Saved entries
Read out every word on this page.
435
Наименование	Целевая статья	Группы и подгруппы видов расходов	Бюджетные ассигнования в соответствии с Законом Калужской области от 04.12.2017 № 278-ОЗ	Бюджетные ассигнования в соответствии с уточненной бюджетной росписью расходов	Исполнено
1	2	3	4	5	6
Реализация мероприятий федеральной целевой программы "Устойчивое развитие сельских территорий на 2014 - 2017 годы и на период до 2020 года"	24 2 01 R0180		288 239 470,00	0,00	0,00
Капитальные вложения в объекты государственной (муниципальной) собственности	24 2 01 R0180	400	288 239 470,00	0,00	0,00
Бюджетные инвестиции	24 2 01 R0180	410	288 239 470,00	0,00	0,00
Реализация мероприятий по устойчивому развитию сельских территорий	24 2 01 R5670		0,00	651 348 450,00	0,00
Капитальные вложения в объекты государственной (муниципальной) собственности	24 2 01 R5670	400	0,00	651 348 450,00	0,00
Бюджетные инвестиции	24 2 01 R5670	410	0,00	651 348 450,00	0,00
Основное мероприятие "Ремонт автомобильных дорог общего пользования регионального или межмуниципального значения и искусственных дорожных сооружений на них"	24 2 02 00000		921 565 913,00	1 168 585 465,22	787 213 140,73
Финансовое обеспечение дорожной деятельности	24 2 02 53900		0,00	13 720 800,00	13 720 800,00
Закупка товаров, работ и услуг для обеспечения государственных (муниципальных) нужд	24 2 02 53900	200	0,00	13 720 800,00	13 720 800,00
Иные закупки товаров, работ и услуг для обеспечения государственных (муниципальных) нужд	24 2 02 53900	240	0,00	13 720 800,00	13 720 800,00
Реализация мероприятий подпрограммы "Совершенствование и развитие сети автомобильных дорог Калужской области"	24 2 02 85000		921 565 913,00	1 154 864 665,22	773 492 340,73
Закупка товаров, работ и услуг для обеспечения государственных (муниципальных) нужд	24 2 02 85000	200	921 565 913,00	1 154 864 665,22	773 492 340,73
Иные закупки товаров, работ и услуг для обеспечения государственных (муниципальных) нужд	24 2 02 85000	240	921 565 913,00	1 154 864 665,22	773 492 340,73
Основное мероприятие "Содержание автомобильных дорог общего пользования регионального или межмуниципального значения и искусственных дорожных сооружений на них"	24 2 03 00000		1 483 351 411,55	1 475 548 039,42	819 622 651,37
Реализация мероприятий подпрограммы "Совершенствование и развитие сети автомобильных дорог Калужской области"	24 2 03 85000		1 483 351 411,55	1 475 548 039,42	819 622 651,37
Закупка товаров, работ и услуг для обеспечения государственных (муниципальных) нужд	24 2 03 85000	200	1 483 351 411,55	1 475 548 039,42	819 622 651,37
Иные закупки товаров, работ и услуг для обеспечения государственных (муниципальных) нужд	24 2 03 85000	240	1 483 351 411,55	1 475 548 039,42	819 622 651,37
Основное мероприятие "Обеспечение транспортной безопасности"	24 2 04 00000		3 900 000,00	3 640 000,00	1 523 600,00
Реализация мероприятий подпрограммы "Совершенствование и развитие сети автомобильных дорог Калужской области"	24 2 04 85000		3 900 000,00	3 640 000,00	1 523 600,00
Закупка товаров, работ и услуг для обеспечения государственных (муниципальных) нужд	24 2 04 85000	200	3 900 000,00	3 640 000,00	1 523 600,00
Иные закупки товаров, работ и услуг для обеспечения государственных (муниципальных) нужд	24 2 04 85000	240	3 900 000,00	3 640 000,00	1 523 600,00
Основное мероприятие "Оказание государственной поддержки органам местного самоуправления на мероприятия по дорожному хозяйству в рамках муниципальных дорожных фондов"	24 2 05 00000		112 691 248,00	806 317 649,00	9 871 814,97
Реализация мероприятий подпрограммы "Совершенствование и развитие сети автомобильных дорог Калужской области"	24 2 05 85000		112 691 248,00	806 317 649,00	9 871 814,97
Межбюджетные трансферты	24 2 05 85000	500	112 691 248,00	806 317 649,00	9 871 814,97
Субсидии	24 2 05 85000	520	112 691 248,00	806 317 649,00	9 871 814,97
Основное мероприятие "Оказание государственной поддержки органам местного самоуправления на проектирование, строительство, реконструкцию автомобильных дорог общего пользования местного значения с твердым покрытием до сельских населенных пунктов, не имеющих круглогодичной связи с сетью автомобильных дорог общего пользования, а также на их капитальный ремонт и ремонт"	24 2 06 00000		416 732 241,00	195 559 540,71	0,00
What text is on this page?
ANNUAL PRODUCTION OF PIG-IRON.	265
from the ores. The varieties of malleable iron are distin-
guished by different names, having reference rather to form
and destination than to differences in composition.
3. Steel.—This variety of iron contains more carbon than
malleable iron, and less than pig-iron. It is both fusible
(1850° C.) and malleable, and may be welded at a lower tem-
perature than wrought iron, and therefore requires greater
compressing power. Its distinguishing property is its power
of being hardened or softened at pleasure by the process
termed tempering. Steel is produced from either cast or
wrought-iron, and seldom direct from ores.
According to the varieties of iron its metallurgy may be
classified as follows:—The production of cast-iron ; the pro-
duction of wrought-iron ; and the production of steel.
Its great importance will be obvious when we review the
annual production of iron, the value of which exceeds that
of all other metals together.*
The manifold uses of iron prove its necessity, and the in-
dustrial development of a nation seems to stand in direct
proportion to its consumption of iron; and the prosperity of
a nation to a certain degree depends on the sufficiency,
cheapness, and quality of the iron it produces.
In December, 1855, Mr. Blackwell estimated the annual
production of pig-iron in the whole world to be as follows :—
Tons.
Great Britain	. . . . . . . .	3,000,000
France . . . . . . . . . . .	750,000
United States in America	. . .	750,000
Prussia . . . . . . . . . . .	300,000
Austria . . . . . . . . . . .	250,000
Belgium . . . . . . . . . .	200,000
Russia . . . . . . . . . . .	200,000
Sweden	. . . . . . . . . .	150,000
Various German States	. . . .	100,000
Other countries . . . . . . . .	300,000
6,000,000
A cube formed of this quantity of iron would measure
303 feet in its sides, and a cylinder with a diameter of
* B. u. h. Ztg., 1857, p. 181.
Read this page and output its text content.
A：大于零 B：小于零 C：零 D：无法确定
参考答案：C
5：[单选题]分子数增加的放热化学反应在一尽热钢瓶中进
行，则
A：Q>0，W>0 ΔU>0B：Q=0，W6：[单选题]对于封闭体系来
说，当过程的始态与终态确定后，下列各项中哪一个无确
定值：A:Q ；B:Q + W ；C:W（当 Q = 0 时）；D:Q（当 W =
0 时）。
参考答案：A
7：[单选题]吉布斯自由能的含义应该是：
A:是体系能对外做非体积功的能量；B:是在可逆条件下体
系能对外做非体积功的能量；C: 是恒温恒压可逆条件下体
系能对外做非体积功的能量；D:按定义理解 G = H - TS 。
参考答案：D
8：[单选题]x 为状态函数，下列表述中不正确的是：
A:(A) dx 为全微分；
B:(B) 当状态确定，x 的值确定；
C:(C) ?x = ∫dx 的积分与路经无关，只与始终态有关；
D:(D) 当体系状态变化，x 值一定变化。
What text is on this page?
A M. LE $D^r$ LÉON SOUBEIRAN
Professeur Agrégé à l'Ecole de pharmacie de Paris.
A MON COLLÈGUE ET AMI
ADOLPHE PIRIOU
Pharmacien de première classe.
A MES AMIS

WORK TO COMPLETE — Copy and report every line where the word "вложения" is present.

RESULT OF THE EXERCISE —
Капитальные вложения в объекты государственной (муниципальной) собственности	24 2 01 R0180	400	288 239 470,00	0,00	0,00
Капитальные вложения в объекты государственной (муниципальной) собственности	24 2 01 R5670	400	0,00	651 348 450,00	0,00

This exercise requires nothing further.